* BEGIN SOURCE EXCERPT *
Monday, June 24, 2019

Louis Vuitton Foundation: The Courtauld Collection

The appearance of the Courtauld Collection at the Louis Vuitton Foundation in Paris is another of those cases where, when a museum is undergoing serious renovation, it ships its collection to another museum, or other museums, for the duration. Always better to be seen than to be crated. We first saw the Girl With the Pearl (Ear Ring) in San Francisco one year, then saw it again at the Mauritzhuis in Rotterdam a year later. Anyhow, the Courtauld Collection, from London, is an important Impressionist collection. Mr. Courtauld was of French Huguenot extraction, made his fortune developing and selling rayon, the first synthetic textile, and spent it investing in art, art history, and art education. For the time, I imagine, he was a fairly bold investor. The exhibition was right at home in Paris.
* END SOURCE EXCERPT *
▸ REQUIREMENTS
1 > Transcribe the Courtauld Collection post between "The appearance of" and "home in Paris.", inclusive.
2 > Decide whether each statement agrees with the Courtauld Collection post above. Answer yes or no, and quote the words from the post that settle it. (a) The Courtauld Collection comes from London. (b) Mr. Courtauld was of German extraction. (c) The Courtauld Collection was shown at the Louis Vuitton Foundation in Paris.
* BEGIN PROVIDED DATA *
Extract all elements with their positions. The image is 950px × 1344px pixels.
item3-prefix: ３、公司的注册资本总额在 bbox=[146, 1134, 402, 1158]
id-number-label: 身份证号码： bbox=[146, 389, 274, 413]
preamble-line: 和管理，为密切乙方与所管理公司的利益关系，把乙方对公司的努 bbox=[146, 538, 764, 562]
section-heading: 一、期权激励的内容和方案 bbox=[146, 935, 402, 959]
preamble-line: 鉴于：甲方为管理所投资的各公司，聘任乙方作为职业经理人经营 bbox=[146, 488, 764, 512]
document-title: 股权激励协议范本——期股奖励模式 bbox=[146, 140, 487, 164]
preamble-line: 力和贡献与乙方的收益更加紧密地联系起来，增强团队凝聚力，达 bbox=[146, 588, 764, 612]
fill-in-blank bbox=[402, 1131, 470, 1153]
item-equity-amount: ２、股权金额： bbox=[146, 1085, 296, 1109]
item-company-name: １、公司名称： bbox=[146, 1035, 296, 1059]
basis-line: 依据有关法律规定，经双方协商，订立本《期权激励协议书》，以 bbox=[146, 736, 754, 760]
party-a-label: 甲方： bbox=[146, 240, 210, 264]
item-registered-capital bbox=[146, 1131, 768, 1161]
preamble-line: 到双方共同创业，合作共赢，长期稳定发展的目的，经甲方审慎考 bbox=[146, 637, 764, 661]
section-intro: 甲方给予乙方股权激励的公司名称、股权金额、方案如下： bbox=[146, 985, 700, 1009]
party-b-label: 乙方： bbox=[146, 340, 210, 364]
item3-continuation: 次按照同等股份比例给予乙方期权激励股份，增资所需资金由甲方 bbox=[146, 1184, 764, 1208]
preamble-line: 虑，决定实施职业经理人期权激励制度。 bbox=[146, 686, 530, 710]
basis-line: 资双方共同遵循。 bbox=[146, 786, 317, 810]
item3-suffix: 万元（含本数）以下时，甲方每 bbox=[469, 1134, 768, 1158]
* END PROVIDED DATA *
▸ EXERCISE ANSWERS
1 >
The appearance of the Courtauld Collection at the Louis Vuitton Foundation in Paris is another of those cases where, when a museum is undergoing serious renovation, it ships its collection to another museum, or other museums, for the duration. Always better to be seen than to be crated. We first saw the Girl With the Pearl (Ear Ring) in San Francisco one year, then saw it again at the Mauritzhuis in Rotterdam a year later. Anyhow, the Courtauld Collection, from London, is an important Impressionist collection. Mr. Courtauld was of French Huguenot extraction, made his fortune developing and selling rayon, the first synthetic textile, and spent it investing in art, art history, and art education. For the time, I imagine, he was a fairly bold investor. The exhibition was right at home in Paris.

2 >
(a) Yes: "the Courtauld Collection, from London, is an important Impressionist collection."
(b) No: "Mr. Courtauld was of French Huguenot extraction"
(c) Yes: "The appearance of the Courtauld Collection at the Louis Vuitton Foundation in Paris"